▶ _Working data_
>>>>

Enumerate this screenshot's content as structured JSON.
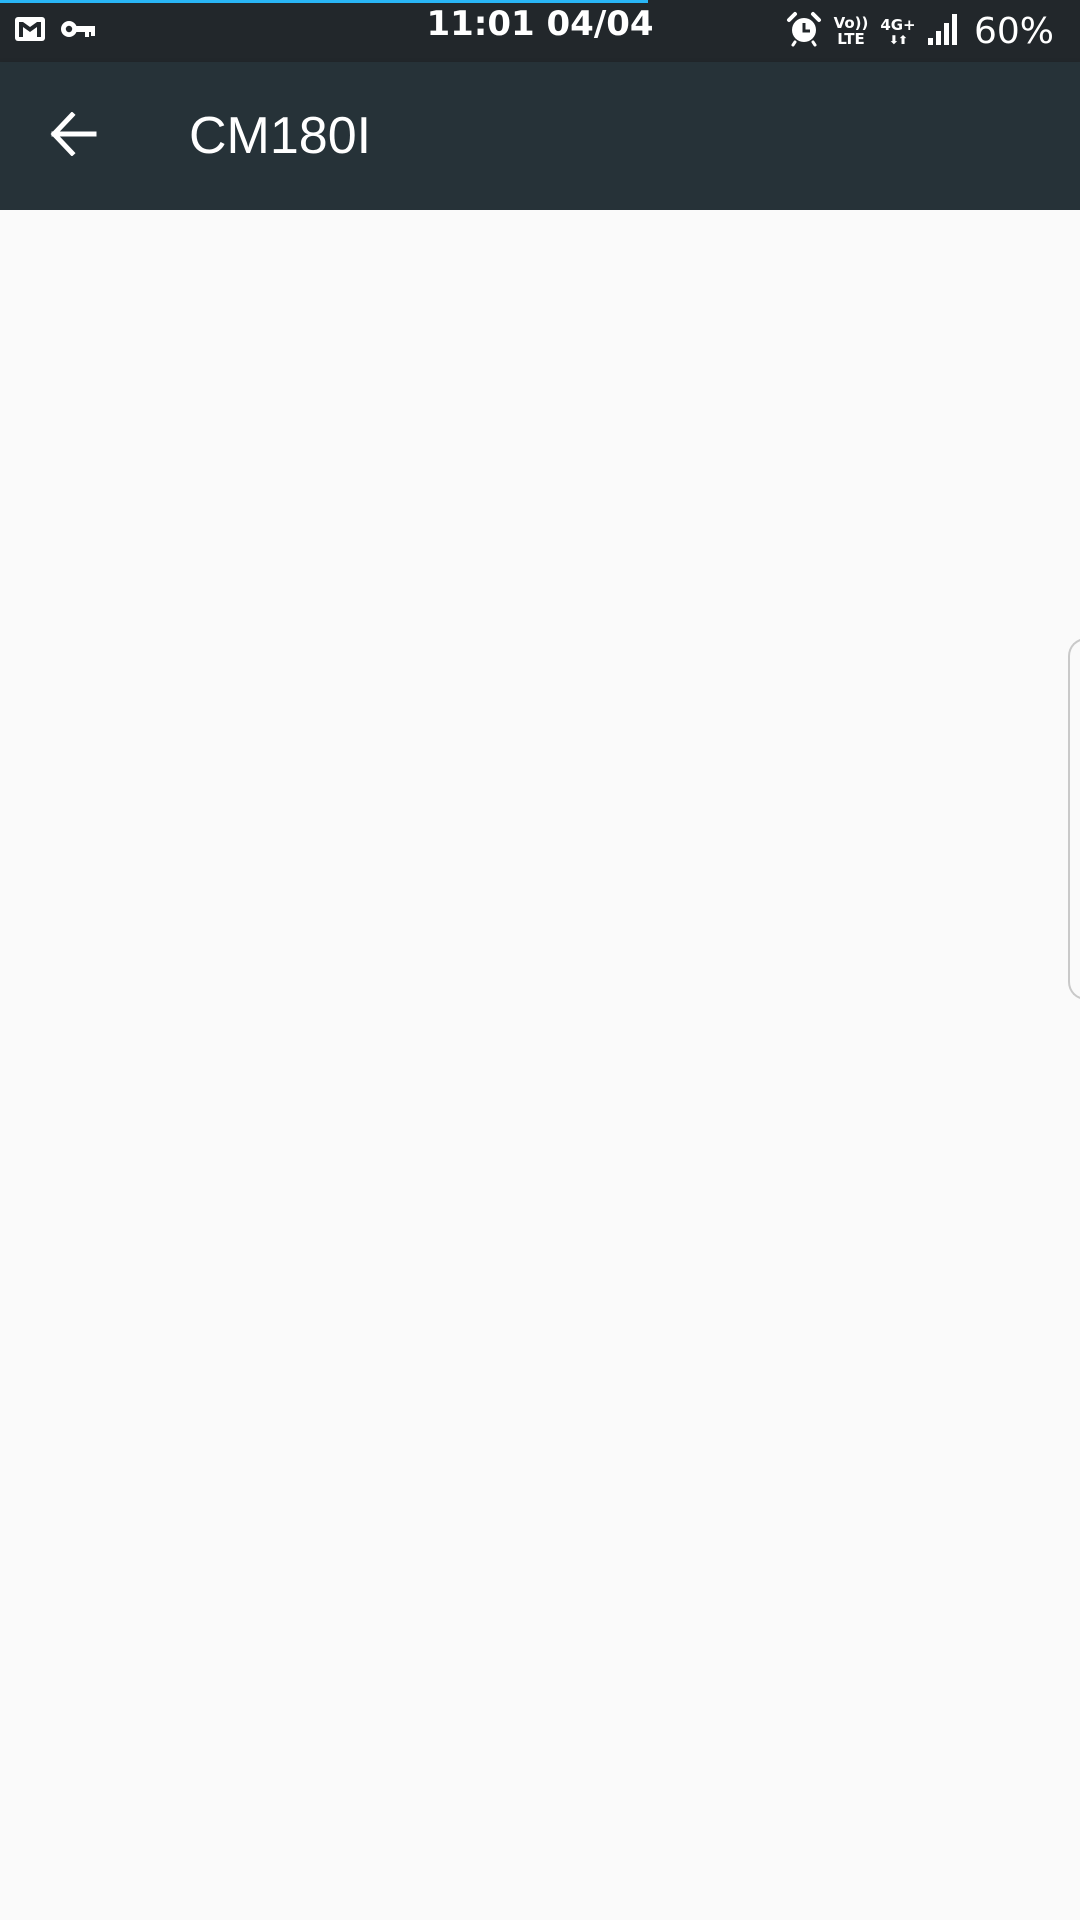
{
  "status_bar": {
    "time": "11:01",
    "date": "04/04",
    "icons_left": [
      "gmail-icon",
      "vpn-key-icon"
    ],
    "icons_right": [
      "alarm-icon",
      "volte-icon",
      "4g-plus-icon",
      "signal-icon"
    ],
    "volte_top": "Vo))",
    "volte_bottom": "LTE",
    "network_type": "4G+",
    "network_arrows": "⬇⬆",
    "battery": "60%",
    "load_progress": 0.6
  },
  "app_bar": {
    "title": "CM180I",
    "background": "#263238"
  },
  "colors": {
    "status_bar": "#22272b",
    "progress_accent": "#29b6f6",
    "content_background": "#fafafa"
  }
}
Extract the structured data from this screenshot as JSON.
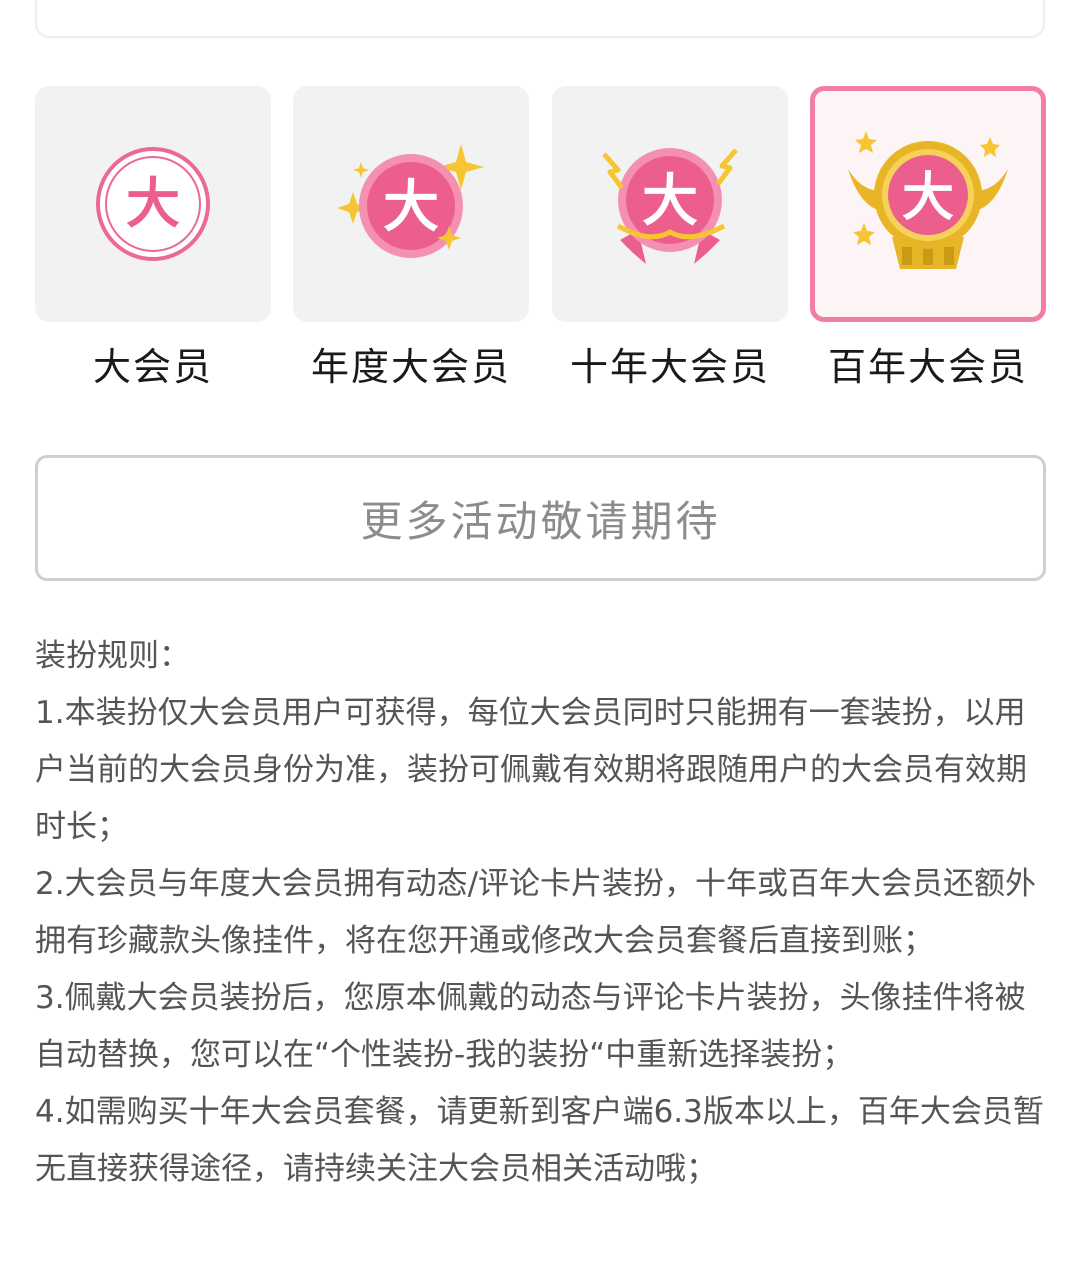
{
  "tiers": [
    {
      "label": "大会员",
      "badge_char": "大",
      "selected": false
    },
    {
      "label": "年度大会员",
      "badge_char": "大",
      "selected": false
    },
    {
      "label": "十年大会员",
      "badge_char": "大",
      "selected": false
    },
    {
      "label": "百年大会员",
      "badge_char": "大",
      "selected": true
    }
  ],
  "more_button": {
    "label": "更多活动敬请期待"
  },
  "rules": {
    "title": "装扮规则：",
    "items": [
      "1.本装扮仅大会员用户可获得，每位大会员同时只能拥有一套装扮，以用户当前的大会员身份为准，装扮可佩戴有效期将跟随用户的大会员有效期时长；",
      "2.大会员与年度大会员拥有动态/评论卡片装扮，十年或百年大会员还额外拥有珍藏款头像挂件，将在您开通或修改大会员套餐后直接到账；",
      "3.佩戴大会员装扮后，您原本佩戴的动态与评论卡片装扮，头像挂件将被自动替换，您可以在“个性装扮-我的装扮“中重新选择装扮；",
      "4.如需购买十年大会员套餐，请更新到客户端6.3版本以上，百年大会员暂无直接获得途径，请持续关注大会员相关活动哦；"
    ]
  },
  "colors": {
    "accent_pink": "#f07fa2",
    "badge_pink": "#ec5f8c",
    "gold": "#e8b526"
  }
}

<<<<

▶ _Do this_
Reproduce the data word for word, excluding its pictures.

▶ _Exercise solution_
Enumerate this screenshot's content as structured JSON.
{
  "status_bar": {
    "time": "11:01",
    "date": "04/04",
    "icons_left": [
      "gmail-icon",
      "vpn-key-icon"
    ],
    "icons_right": [
      "alarm-icon",
      "volte-icon",
      "4g-plus-icon",
      "signal-icon"
    ],
    "volte_top": "Vo))",
    "volte_bottom": "LTE",
    "network_type": "4G+",
    "network_arrows": "⬇⬆",
    "battery": "60%",
    "load_progress": 0.6
  },
  "app_bar": {
    "title": "CM180I",
    "background": "#263238"
  },
  "colors": {
    "status_bar": "#22272b",
    "progress_accent": "#29b6f6",
    "content_background": "#fafafa"
  }
}
Extract the structured data from this screenshot as JSON.
{
  "tiers": [
    {
      "label": "大会员",
      "badge_char": "大",
      "selected": false
    },
    {
      "label": "年度大会员",
      "badge_char": "大",
      "selected": false
    },
    {
      "label": "十年大会员",
      "badge_char": "大",
      "selected": false
    },
    {
      "label": "百年大会员",
      "badge_char": "大",
      "selected": true
    }
  ],
  "more_button": {
    "label": "更多活动敬请期待"
  },
  "rules": {
    "title": "装扮规则：",
    "items": [
      "1.本装扮仅大会员用户可获得，每位大会员同时只能拥有一套装扮，以用户当前的大会员身份为准，装扮可佩戴有效期将跟随用户的大会员有效期时长；",
      "2.大会员与年度大会员拥有动态/评论卡片装扮，十年或百年大会员还额外拥有珍藏款头像挂件，将在您开通或修改大会员套餐后直接到账；",
      "3.佩戴大会员装扮后，您原本佩戴的动态与评论卡片装扮，头像挂件将被自动替换，您可以在“个性装扮-我的装扮“中重新选择装扮；",
      "4.如需购买十年大会员套餐，请更新到客户端6.3版本以上，百年大会员暂无直接获得途径，请持续关注大会员相关活动哦；"
    ]
  },
  "colors": {
    "accent_pink": "#f07fa2",
    "badge_pink": "#ec5f8c",
    "gold": "#e8b526"
  }
}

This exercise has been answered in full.